* **Goal**
Your task is to print all of the data word for word.

* **Data entries**
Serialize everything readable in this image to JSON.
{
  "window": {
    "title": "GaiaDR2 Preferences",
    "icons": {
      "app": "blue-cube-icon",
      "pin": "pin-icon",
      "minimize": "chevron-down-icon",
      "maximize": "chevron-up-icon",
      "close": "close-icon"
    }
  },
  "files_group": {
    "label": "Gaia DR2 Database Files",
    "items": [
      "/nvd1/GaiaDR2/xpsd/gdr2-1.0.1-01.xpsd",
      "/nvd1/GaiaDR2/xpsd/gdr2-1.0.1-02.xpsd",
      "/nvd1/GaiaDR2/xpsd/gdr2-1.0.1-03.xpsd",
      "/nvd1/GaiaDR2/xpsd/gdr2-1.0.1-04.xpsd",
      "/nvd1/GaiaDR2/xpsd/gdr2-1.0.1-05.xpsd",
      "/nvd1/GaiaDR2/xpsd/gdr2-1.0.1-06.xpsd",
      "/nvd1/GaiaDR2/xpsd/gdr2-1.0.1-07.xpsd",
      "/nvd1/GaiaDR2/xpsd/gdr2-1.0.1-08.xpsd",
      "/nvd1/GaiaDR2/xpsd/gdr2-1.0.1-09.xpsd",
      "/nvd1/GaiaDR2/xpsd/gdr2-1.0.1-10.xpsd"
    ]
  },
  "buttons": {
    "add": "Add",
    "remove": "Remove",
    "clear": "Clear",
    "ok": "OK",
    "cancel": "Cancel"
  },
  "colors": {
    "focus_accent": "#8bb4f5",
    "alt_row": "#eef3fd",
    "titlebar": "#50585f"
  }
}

* **Exercise result**
Serialize everything readable in this image to JSON.
{
  "window": {
    "title": "GaiaDR2 Preferences",
    "icons": {
      "app": "blue-cube-icon",
      "pin": "pin-icon",
      "minimize": "chevron-down-icon",
      "maximize": "chevron-up-icon",
      "close": "close-icon"
    }
  },
  "files_group": {
    "label": "Gaia DR2 Database Files",
    "items": [
      "/nvd1/GaiaDR2/xpsd/gdr2-1.0.1-01.xpsd",
      "/nvd1/GaiaDR2/xpsd/gdr2-1.0.1-02.xpsd",
      "/nvd1/GaiaDR2/xpsd/gdr2-1.0.1-03.xpsd",
      "/nvd1/GaiaDR2/xpsd/gdr2-1.0.1-04.xpsd",
      "/nvd1/GaiaDR2/xpsd/gdr2-1.0.1-05.xpsd",
      "/nvd1/GaiaDR2/xpsd/gdr2-1.0.1-06.xpsd",
      "/nvd1/GaiaDR2/xpsd/gdr2-1.0.1-07.xpsd",
      "/nvd1/GaiaDR2/xpsd/gdr2-1.0.1-08.xpsd",
      "/nvd1/GaiaDR2/xpsd/gdr2-1.0.1-09.xpsd",
      "/nvd1/GaiaDR2/xpsd/gdr2-1.0.1-10.xpsd"
    ]
  },
  "buttons": {
    "add": "Add",
    "remove": "Remove",
    "clear": "Clear",
    "ok": "OK",
    "cancel": "Cancel"
  },
  "colors": {
    "focus_accent": "#8bb4f5",
    "alt_row": "#eef3fd",
    "titlebar": "#50585f"
  }
}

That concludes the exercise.